**What you will do:**
Leave out the images; return the rest of the data exactly.

==== Records provided ====

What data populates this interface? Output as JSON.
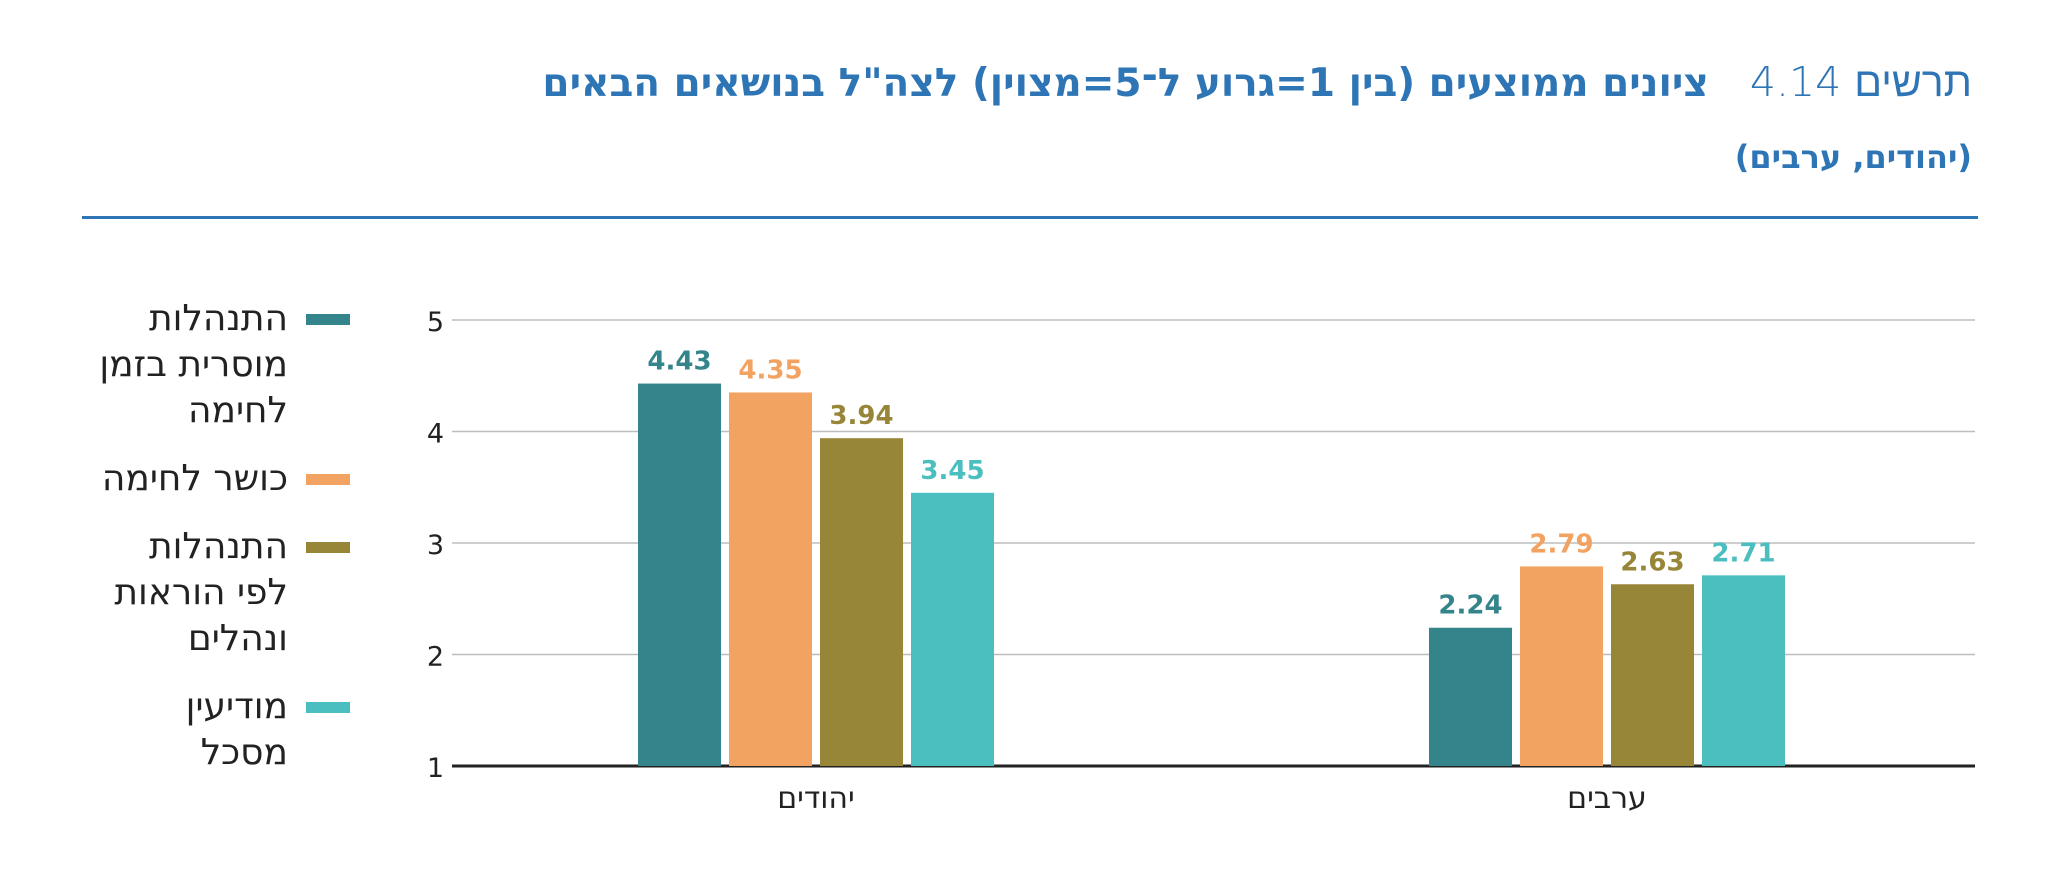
{
  "header": {
    "figure_label": "תרשים 4.14",
    "title": "ציונים ממוצעים (בין 1=גרוע ל־5=מצוין) לצה\"ל בנושאים הבאים",
    "subtitle": "(יהודים, ערבים)"
  },
  "chart_data": {
    "type": "bar",
    "categories": [
      "יהודים",
      "ערבים"
    ],
    "series": [
      {
        "name": "התנהלות\nמוסרית בזמן\nלחימה",
        "color": "#33858b",
        "values": [
          4.43,
          2.24
        ]
      },
      {
        "name": "כושר לחימה",
        "color": "#f2a261",
        "values": [
          4.35,
          2.79
        ]
      },
      {
        "name": "התנהלות\nלפי הוראות\nונהלים",
        "color": "#978638",
        "values": [
          3.94,
          2.63
        ]
      },
      {
        "name": "מודיעין\nמסכל",
        "color": "#4bbfbf",
        "values": [
          3.45,
          2.71
        ]
      }
    ],
    "ylim": [
      1,
      5
    ],
    "yticks": [
      1,
      2,
      3,
      4,
      5
    ],
    "grid": true,
    "legend_position": "left",
    "data_labels": true
  }
}
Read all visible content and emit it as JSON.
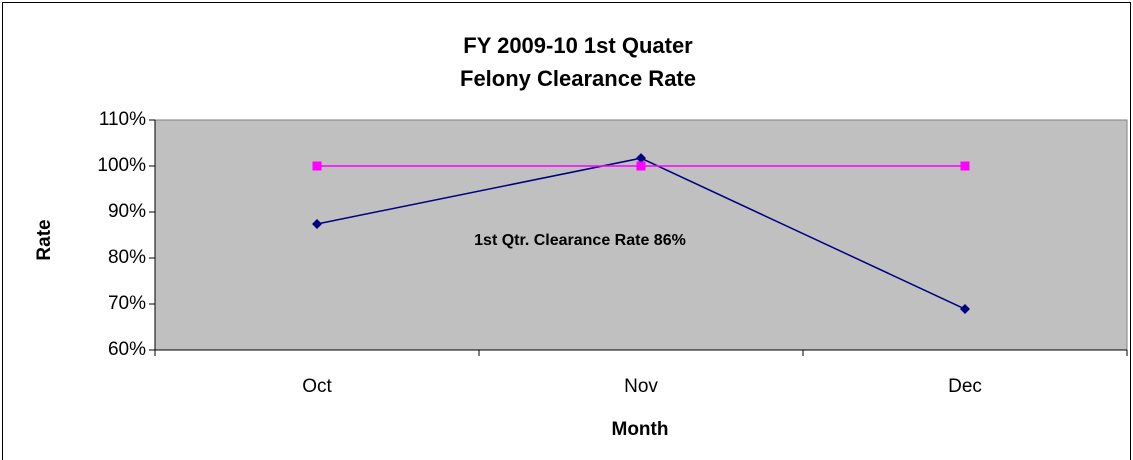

====

**Reply to the exercise:**
What data populates this interface? Output as JSON.
{
  "header": {
    "figure_label": "תרשים 4.14",
    "title": "ציונים ממוצעים (בין 1=גרוע ל־5=מצוין) לצה\"ל בנושאים הבאים",
    "subtitle": "(יהודים, ערבים)"
  },
  "chart_data": {
    "type": "bar",
    "categories": [
      "יהודים",
      "ערבים"
    ],
    "series": [
      {
        "name": "התנהלות\nמוסרית בזמן\nלחימה",
        "color": "#33858b",
        "values": [
          4.43,
          2.24
        ]
      },
      {
        "name": "כושר לחימה",
        "color": "#f2a261",
        "values": [
          4.35,
          2.79
        ]
      },
      {
        "name": "התנהלות\nלפי הוראות\nונהלים",
        "color": "#978638",
        "values": [
          3.94,
          2.63
        ]
      },
      {
        "name": "מודיעין\nמסכל",
        "color": "#4bbfbf",
        "values": [
          3.45,
          2.71
        ]
      }
    ],
    "ylim": [
      1,
      5
    ],
    "yticks": [
      1,
      2,
      3,
      4,
      5
    ],
    "grid": true,
    "legend_position": "left",
    "data_labels": true
  }
}
Read all visible content and emit it as JSON.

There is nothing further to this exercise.